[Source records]
— START —

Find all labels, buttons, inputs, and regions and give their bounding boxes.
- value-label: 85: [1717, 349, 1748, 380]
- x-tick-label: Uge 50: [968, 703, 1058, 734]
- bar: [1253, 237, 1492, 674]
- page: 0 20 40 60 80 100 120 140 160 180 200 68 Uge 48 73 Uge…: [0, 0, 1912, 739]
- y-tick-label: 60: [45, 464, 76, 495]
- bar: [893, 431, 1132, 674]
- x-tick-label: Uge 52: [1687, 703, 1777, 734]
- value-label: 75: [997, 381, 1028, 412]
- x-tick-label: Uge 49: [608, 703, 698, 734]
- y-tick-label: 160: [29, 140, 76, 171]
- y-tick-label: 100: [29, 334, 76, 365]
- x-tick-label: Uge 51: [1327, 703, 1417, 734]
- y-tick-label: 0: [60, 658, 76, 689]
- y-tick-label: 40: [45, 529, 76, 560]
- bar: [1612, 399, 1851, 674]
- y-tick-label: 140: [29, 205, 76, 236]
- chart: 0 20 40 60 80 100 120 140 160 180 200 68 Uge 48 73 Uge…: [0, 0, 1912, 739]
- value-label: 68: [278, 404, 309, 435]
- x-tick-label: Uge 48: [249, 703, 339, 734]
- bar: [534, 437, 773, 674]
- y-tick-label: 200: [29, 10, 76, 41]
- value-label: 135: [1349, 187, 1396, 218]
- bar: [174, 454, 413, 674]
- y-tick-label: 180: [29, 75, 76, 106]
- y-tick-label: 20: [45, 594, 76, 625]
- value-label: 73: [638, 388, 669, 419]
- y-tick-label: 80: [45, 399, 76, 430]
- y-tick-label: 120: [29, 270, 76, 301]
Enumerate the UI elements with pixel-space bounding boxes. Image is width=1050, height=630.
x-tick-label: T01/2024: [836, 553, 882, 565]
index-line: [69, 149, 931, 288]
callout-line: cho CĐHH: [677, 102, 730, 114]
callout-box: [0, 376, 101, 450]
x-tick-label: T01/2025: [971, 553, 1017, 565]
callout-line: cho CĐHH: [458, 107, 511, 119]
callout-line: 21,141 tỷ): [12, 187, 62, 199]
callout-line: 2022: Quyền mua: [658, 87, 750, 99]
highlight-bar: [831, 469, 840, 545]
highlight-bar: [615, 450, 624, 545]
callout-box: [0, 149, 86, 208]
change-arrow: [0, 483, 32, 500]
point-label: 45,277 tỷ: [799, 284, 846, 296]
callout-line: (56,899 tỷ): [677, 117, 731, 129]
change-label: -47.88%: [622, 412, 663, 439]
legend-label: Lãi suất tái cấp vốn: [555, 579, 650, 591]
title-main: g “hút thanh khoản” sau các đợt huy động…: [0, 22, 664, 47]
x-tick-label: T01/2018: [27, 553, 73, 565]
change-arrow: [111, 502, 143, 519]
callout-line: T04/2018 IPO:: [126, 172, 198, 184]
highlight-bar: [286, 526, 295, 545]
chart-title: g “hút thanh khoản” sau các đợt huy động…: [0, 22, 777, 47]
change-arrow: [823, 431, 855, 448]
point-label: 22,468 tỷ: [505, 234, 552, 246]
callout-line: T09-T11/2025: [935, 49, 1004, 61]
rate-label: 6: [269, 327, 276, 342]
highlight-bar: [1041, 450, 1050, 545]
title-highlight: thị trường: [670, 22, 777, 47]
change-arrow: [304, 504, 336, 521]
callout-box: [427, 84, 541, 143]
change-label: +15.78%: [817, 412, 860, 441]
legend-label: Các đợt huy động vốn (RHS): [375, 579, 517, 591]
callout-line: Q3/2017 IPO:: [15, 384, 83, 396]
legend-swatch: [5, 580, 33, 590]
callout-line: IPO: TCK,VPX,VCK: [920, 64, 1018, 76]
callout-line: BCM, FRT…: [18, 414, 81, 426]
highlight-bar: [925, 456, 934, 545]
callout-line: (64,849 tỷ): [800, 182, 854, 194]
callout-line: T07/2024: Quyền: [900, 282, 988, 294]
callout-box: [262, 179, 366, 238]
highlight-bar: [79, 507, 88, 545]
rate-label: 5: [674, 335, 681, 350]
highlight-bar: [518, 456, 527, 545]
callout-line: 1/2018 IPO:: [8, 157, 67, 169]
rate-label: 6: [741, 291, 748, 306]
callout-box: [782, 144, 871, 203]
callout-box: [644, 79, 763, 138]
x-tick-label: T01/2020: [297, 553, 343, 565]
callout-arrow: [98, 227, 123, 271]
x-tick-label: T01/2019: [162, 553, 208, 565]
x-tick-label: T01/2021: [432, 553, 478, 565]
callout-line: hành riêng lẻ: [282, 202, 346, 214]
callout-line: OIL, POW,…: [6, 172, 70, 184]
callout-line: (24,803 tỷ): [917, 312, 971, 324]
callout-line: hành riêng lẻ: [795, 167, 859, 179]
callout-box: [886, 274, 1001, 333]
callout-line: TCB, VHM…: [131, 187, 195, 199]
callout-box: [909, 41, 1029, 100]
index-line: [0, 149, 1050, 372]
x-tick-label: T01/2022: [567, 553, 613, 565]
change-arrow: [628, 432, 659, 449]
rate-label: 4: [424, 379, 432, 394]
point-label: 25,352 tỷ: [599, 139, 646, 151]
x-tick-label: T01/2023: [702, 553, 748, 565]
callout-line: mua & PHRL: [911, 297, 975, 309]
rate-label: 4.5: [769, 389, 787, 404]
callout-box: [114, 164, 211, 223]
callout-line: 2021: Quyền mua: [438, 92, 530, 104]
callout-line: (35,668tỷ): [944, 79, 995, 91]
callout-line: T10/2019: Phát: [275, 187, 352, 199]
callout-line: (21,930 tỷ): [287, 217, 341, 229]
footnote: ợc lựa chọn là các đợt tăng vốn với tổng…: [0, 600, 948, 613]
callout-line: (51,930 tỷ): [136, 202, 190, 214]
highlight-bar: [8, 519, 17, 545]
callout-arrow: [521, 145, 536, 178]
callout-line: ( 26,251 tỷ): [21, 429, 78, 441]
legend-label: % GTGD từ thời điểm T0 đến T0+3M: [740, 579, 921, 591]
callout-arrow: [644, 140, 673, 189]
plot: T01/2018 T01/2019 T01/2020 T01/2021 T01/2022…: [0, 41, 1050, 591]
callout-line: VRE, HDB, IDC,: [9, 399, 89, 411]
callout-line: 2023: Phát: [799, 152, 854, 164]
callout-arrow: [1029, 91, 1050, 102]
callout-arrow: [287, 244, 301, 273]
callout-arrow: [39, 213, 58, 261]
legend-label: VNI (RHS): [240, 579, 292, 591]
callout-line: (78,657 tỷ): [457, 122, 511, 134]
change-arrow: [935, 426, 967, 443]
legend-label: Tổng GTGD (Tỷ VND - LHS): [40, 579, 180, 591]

— END —

Arrange every line of the material above as a Markdown table with the columns "Row" and "Line," putting the row number in the first column and the line itself in the second. Leave out any blank lines.

| Row | Line |
|---|---|
| 1 | Find all labels, buttons, inputs, and regions and give their bounding boxes. |
| 2 | - value-label: 85: [1717, 349, 1748, 380] |
| 3 | - x-tick-label: Uge 50: [968, 703, 1058, 734] |
| 4 | - bar: [1253, 237, 1492, 674] |
| 5 | - page: 0 20 40 60 80 100 120 140 160 180 200 68 Uge 48 73 Uge…: [0, 0, 1912, 739] |
| 6 | - y-tick-label: 60: [45, 464, 76, 495] |
| 7 | - bar: [893, 431, 1132, 674] |
| 8 | - x-tick-label: Uge 52: [1687, 703, 1777, 734] |
| 9 | - value-label: 75: [997, 381, 1028, 412] |
| 10 | - x-tick-label: Uge 49: [608, 703, 698, 734] |
| 11 | - y-tick-label: 160: [29, 140, 76, 171] |
| 12 | - y-tick-label: 100: [29, 334, 76, 365] |
| 13 | - x-tick-label: Uge 51: [1327, 703, 1417, 734] |
| 14 | - y-tick-label: 0: [60, 658, 76, 689] |
| 15 | - y-tick-label: 40: [45, 529, 76, 560] |
| 16 | - bar: [1612, 399, 1851, 674] |
| 17 | - y-tick-label: 140: [29, 205, 76, 236] |
| 18 | - chart: 0 20 40 60 80 100 120 140 160 180 200 68 Uge 48 73 Uge…: [0, 0, 1912, 739] |
| 19 | - value-label: 68: [278, 404, 309, 435] |
| 20 | - x-tick-label: Uge 48: [249, 703, 339, 734] |
| 21 | - bar: [534, 437, 773, 674] |
| 22 | - y-tick-label: 200: [29, 10, 76, 41] |
| 23 | - value-label: 135: [1349, 187, 1396, 218] |
| 24 | - bar: [174, 454, 413, 674] |
| 25 | - y-tick-label: 180: [29, 75, 76, 106] |
| 26 | - y-tick-label: 20: [45, 594, 76, 625] |
| 27 | - value-label: 73: [638, 388, 669, 419] |
| 28 | - y-tick-label: 80: [45, 399, 76, 430] |
| 29 | - y-tick-label: 120: [29, 270, 76, 301] |
| 30 | Enumerate the UI elements with pixel-space bounding boxes. Image is width=1050, height=630. |
| 31 | x-tick-label: T01/2024: [836, 553, 882, 565] |
| 32 | index-line: [69, 149, 931, 288] |
| 33 | callout-line: cho CĐHH: [677, 102, 730, 114] |
| 34 | callout-box: [0, 376, 101, 450] |
| 35 | x-tick-label: T01/2025: [971, 553, 1017, 565] |
| 36 | callout-line: cho CĐHH: [458, 107, 511, 119] |
| 37 | callout-line: 21,141 tỷ): [12, 187, 62, 199] |
| 38 | callout-line: 2022: Quyền mua: [658, 87, 750, 99] |
| 39 | highlight-bar: [831, 469, 840, 545] |
| 40 | highlight-bar: [615, 450, 624, 545] |
| 41 | callout-box: [0, 149, 86, 208] |
| 42 | change-arrow: [0, 483, 32, 500] |
| 43 | point-label: 45,277 tỷ: [799, 284, 846, 296] |
| 44 | callout-line: (56,899 tỷ): [677, 117, 731, 129] |
| 45 | change-label: -47.88%: [622, 412, 663, 439] |
| 46 | legend-label: Lãi suất tái cấp vốn: [555, 579, 650, 591] |
| 47 | title-main: g “hút thanh khoản” sau các đợt huy động…: [0, 22, 664, 47] |
| 48 | x-tick-label: T01/2018: [27, 553, 73, 565] |
| 49 | change-arrow: [111, 502, 143, 519] |
| 50 | callout-line: T04/2018 IPO:: [126, 172, 198, 184] |
| 51 | highlight-bar: [286, 526, 295, 545] |
| 52 | chart-title: g “hút thanh khoản” sau các đợt huy động…: [0, 22, 777, 47] |
| 53 | change-arrow: [823, 431, 855, 448] |
| 54 | point-label: 22,468 tỷ: [505, 234, 552, 246] |
| 55 | callout-line: T09-T11/2025: [935, 49, 1004, 61] |
| 56 | rate-label: 6: [269, 327, 276, 342] |
| 57 | highlight-bar: [1041, 450, 1050, 545] |
| 58 | title-highlight: thị trường: [670, 22, 777, 47] |
| 59 | change-arrow: [304, 504, 336, 521] |
| 60 | callout-box: [427, 84, 541, 143] |
| 61 | change-label: +15.78%: [817, 412, 860, 441] |
| 62 | legend-label: Các đợt huy động vốn (RHS): [375, 579, 517, 591] |
| 63 | callout-line: Q3/2017 IPO:: [15, 384, 83, 396] |
| 64 | legend-swatch: [5, 580, 33, 590] |
| 65 | callout-line: IPO: TCK,VPX,VCK: [920, 64, 1018, 76] |
| 66 | callout-line: BCM, FRT…: [18, 414, 81, 426] |
| 67 | highlight-bar: [925, 456, 934, 545] |
| 68 | callout-line: (64,849 tỷ): [800, 182, 854, 194] |
| 69 | callout-line: T07/2024: Quyền: [900, 282, 988, 294] |
| 70 | callout-box: [262, 179, 366, 238] |
| 71 | highlight-bar: [79, 507, 88, 545] |
| 72 | rate-label: 5: [674, 335, 681, 350] |
| 73 | highlight-bar: [518, 456, 527, 545] |
| 74 | callout-line: 1/2018 IPO:: [8, 157, 67, 169] |
| 75 | rate-label: 6: [741, 291, 748, 306] |
| 76 | callout-box: [782, 144, 871, 203] |
| 77 | callout-box: [644, 79, 763, 138] |
| 78 | x-tick-label: T01/2020: [297, 553, 343, 565] |
| 79 | callout-arrow: [98, 227, 123, 271] |
| 80 | x-tick-label: T01/2019: [162, 553, 208, 565] |
| 81 | x-tick-label: T01/2021: [432, 553, 478, 565] |
| 82 | callout-line: hành riêng lẻ: [282, 202, 346, 214] |
| 83 | callout-line: OIL, POW,…: [6, 172, 70, 184] |
| 84 | callout-line: (24,803 tỷ): [917, 312, 971, 324] |
| 85 | callout-line: hành riêng lẻ: [795, 167, 859, 179] |
| 86 | callout-box: [886, 274, 1001, 333] |
| 87 | callout-line: TCB, VHM…: [131, 187, 195, 199] |
| 88 | callout-box: [909, 41, 1029, 100] |
| 89 | index-line: [0, 149, 1050, 372] |
| 90 | x-tick-label: T01/2022: [567, 553, 613, 565] |
| 91 | change-arrow: [628, 432, 659, 449] |
| 92 | rate-label: 4: [424, 379, 432, 394] |
| 93 | point-label: 25,352 tỷ: [599, 139, 646, 151] |
| 94 | x-tick-label: T01/2023: [702, 553, 748, 565] |
| 95 | callout-line: mua & PHRL: [911, 297, 975, 309] |
| 96 | rate-label: 4.5: [769, 389, 787, 404] |
| 97 | callout-box: [114, 164, 211, 223] |
| 98 | callout-line: 2021: Quyền mua: [438, 92, 530, 104] |
| 99 | callout-line: (35,668tỷ): [944, 79, 995, 91] |
| 100 | callout-line: T10/2019: Phát: [275, 187, 352, 199] |
| 101 | callout-line: (21,930 tỷ): [287, 217, 341, 229] |
| 102 | footnote: ợc lựa chọn là các đợt tăng vốn với tổng…: [0, 600, 948, 613] |
| 103 | callout-line: (51,930 tỷ): [136, 202, 190, 214] |
| 104 | highlight-bar: [8, 519, 17, 545] |
| 105 | callout-arrow: [521, 145, 536, 178] |
| 106 | callout-line: ( 26,251 tỷ): [21, 429, 78, 441] |
| 107 | legend-label: % GTGD từ thời điểm T0 đến T0+3M: [740, 579, 921, 591] |
| 108 | callout-arrow: [644, 140, 673, 189] |
| 109 | plot: T01/2018 T01/2019 T01/2020 T01/2021 T01/2022…: [0, 41, 1050, 591] |
| 110 | callout-line: VRE, HDB, IDC,: [9, 399, 89, 411] |
| 111 | callout-line: 2023: Phát: [799, 152, 854, 164] |
| 112 | callout-arrow: [1029, 91, 1050, 102] |
| 113 | callout-arrow: [287, 244, 301, 273] |
| 114 | callout-arrow: [39, 213, 58, 261] |
| 115 | legend-label: VNI (RHS): [240, 579, 292, 591] |
| 116 | callout-line: (78,657 tỷ): [457, 122, 511, 134] |
| 117 | change-arrow: [935, 426, 967, 443] |
| 118 | legend-label: Tổng GTGD (Tỷ VND - LHS): [40, 579, 180, 591] |